--- START ---

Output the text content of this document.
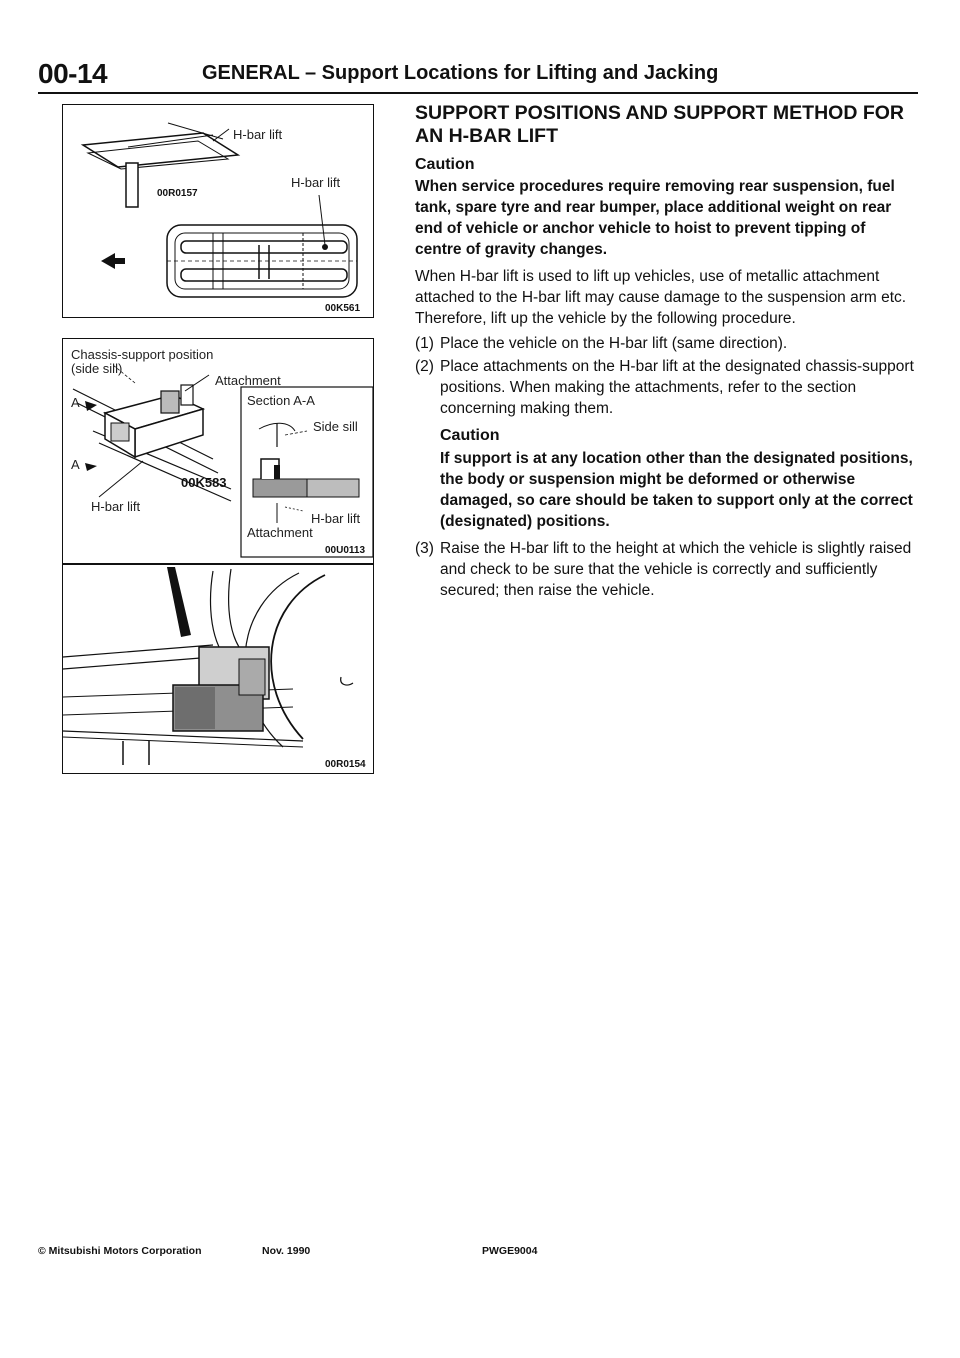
00-14	GENERAL – Support Locations for Lifting and Jacking
H-bar lift
H-bar lift
00R0157
00K561
Chassis-support position
(side sill)
Attachment
A
A
H-bar lift
00K583
Section A-A
Side sill
H-bar lift
Attachment
00U0113
00R0154
SUPPORT POSITIONS AND SUPPORT METHOD FOR AN H-BAR LIFT
Caution
When service procedures require removing rear suspension, fuel tank, spare tyre and rear bumper, place additional weight on rear end of vehicle or anchor vehicle to hoist to prevent tipping of centre of gravity changes.
When H-bar lift is used to lift up vehicles, use of metallic attachment attached to the H-bar lift may cause damage to the suspension arm etc. Therefore, lift up the vehicle by the following procedure.
(1) Place the vehicle on the H-bar lift (same direction).
(2) Place attachments on the H-bar lift at the designated chassis-support positions. When making the attachments, refer to the section concerning making them.
Caution
If support is at any location other than the designated positions, the body or suspension might be deformed or otherwise damaged, so care should be taken to support only at the correct (designated) positions.
(3) Raise the H-bar lift to the height at which the vehicle is slightly raised and check to be sure that the vehicle is correctly and sufficiently secured; then raise the vehicle.
© Mitsubishi Motors Corporation	Nov. 1990	PWGE9004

--- END ---

Short task → Any pictures should be dropped; transcribe the rest of the records above exactly.

Solution for this exercise →
Output the text content of this document.
00-14	GENERAL – Support Locations for Lifting and Jacking
H-bar lift
H-bar lift
00R0157
00K561
Chassis-support position
(side sill)
Attachment
A
A
H-bar lift
00K583
Section A-A
Side sill
H-bar lift
Attachment
00U0113
00R0154
SUPPORT POSITIONS AND SUPPORT METHOD FOR AN H-BAR LIFT
Caution
When service procedures require removing rear suspension, fuel tank, spare tyre and rear bumper, place additional weight on rear end of vehicle or anchor vehicle to hoist to prevent tipping of centre of gravity changes.
When H-bar lift is used to lift up vehicles, use of metallic attachment attached to the H-bar lift may cause damage to the suspension arm etc. Therefore, lift up the vehicle by the following procedure.
(1) Place the vehicle on the H-bar lift (same direction).
(2) Place attachments on the H-bar lift at the designated chassis-support positions. When making the attachments, refer to the section concerning making them.
Caution
If support is at any location other than the designated positions, the body or suspension might be deformed or otherwise damaged, so care should be taken to support only at the correct (designated) positions.
(3) Raise the H-bar lift to the height at which the vehicle is slightly raised and check to be sure that the vehicle is correctly and sufficiently secured; then raise the vehicle.
© Mitsubishi Motors Corporation	Nov. 1990	PWGE9004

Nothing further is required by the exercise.